§ **To be done**
Restate the full set of records exactly, word for word.

§ **Records supplied**
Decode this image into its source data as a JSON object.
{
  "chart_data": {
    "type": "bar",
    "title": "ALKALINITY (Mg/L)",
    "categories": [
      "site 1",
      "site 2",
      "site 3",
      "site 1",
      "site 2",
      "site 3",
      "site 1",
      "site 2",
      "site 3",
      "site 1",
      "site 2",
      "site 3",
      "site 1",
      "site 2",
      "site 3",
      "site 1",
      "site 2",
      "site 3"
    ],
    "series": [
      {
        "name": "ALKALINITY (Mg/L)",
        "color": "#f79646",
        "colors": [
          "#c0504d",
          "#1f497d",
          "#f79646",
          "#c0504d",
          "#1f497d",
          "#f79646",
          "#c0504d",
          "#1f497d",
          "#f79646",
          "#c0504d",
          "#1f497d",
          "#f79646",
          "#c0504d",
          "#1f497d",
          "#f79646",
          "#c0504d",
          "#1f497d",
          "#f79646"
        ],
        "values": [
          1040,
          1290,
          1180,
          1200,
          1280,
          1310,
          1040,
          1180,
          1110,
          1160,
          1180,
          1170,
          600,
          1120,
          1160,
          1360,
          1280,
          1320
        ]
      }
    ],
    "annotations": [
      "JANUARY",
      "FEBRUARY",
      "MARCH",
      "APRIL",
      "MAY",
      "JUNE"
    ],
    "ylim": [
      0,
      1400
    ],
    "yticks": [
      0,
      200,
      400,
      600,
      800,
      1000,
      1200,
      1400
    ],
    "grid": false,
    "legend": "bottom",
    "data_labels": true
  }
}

§ **Answer to this problem**
Decode this image into its source data as a JSON object.
{
  "chart_data": {
    "type": "bar",
    "title": "ALKALINITY (Mg/L)",
    "categories": [
      "site 1",
      "site 2",
      "site 3",
      "site 1",
      "site 2",
      "site 3",
      "site 1",
      "site 2",
      "site 3",
      "site 1",
      "site 2",
      "site 3",
      "site 1",
      "site 2",
      "site 3",
      "site 1",
      "site 2",
      "site 3"
    ],
    "series": [
      {
        "name": "ALKALINITY (Mg/L)",
        "color": "#f79646",
        "colors": [
          "#c0504d",
          "#1f497d",
          "#f79646",
          "#c0504d",
          "#1f497d",
          "#f79646",
          "#c0504d",
          "#1f497d",
          "#f79646",
          "#c0504d",
          "#1f497d",
          "#f79646",
          "#c0504d",
          "#1f497d",
          "#f79646",
          "#c0504d",
          "#1f497d",
          "#f79646"
        ],
        "values": [
          1040,
          1290,
          1180,
          1200,
          1280,
          1310,
          1040,
          1180,
          1110,
          1160,
          1180,
          1170,
          600,
          1120,
          1160,
          1360,
          1280,
          1320
        ]
      }
    ],
    "annotations": [
      "JANUARY",
      "FEBRUARY",
      "MARCH",
      "APRIL",
      "MAY",
      "JUNE"
    ],
    "ylim": [
      0,
      1400
    ],
    "yticks": [
      0,
      200,
      400,
      600,
      800,
      1000,
      1200,
      1400
    ],
    "grid": false,
    "legend": "bottom",
    "data_labels": true
  }
}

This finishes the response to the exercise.